**Task requirements**
Pull every line of the entries that has the word "正常心臓".

**Dataset entries**
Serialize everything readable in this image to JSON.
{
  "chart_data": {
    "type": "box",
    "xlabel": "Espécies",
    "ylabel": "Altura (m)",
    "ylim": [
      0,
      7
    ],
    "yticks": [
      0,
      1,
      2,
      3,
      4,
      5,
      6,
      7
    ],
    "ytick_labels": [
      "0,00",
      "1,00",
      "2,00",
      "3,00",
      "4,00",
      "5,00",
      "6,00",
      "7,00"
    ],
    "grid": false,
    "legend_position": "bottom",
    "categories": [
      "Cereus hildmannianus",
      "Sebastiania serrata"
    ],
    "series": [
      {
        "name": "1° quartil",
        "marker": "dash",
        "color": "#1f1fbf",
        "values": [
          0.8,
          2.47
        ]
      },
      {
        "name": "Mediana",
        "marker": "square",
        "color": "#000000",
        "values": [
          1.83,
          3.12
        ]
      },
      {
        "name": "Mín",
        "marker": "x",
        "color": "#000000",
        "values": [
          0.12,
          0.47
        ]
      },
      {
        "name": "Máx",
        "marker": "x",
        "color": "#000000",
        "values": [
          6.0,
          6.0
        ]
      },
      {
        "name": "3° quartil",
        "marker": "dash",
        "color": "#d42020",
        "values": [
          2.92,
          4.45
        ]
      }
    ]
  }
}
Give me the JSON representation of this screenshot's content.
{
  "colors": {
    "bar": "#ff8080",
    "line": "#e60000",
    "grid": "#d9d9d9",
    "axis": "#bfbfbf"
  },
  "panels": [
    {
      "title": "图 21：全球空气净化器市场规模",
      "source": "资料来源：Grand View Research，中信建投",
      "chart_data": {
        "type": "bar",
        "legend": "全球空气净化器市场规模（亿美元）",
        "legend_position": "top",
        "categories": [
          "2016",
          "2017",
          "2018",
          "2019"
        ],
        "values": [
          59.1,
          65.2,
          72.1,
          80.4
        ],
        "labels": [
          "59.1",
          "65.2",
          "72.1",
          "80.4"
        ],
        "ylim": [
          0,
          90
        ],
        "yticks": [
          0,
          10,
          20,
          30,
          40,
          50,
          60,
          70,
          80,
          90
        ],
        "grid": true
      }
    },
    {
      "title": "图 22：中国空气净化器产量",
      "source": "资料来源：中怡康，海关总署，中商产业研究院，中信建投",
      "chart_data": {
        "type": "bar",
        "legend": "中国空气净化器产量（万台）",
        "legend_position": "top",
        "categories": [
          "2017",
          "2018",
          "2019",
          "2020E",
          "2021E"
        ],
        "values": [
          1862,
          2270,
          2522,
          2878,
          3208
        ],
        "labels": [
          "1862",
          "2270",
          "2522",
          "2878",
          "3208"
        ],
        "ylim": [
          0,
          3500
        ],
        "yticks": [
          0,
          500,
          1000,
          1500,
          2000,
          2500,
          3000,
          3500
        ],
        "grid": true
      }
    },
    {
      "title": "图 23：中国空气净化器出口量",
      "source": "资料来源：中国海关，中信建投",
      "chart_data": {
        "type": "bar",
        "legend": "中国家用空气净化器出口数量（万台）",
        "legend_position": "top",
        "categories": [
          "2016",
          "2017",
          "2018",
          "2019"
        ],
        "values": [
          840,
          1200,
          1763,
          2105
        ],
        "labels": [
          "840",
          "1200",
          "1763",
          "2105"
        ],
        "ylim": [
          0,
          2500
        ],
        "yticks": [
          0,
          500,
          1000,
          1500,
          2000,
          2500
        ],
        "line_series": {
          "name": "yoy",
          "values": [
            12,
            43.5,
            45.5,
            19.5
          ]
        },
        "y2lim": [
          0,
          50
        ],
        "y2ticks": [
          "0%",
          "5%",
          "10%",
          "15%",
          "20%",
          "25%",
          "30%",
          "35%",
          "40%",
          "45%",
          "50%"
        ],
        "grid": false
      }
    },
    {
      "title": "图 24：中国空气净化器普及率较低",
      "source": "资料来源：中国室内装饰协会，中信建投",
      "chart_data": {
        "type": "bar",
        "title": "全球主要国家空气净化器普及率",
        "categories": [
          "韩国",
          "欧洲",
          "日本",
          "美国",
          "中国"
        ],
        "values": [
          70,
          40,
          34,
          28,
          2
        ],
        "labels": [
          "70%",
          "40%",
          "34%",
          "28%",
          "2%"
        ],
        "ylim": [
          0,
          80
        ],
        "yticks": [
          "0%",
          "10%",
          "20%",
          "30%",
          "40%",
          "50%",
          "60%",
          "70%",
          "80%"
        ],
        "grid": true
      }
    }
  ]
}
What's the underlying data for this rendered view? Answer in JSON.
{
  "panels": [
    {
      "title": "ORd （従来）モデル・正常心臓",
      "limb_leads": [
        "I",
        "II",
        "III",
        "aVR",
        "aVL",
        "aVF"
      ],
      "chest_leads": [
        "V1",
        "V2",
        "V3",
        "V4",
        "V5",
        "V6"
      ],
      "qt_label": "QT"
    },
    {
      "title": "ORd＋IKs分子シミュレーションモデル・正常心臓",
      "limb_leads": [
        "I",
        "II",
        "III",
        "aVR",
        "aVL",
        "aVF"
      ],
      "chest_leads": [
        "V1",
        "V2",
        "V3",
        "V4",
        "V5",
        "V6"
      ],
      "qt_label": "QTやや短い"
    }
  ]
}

**Exercise answer**
      "title": "ORd （従来）モデル・正常心臓",
      "title": "ORd＋IKs分子シミュレーションモデル・正常心臓",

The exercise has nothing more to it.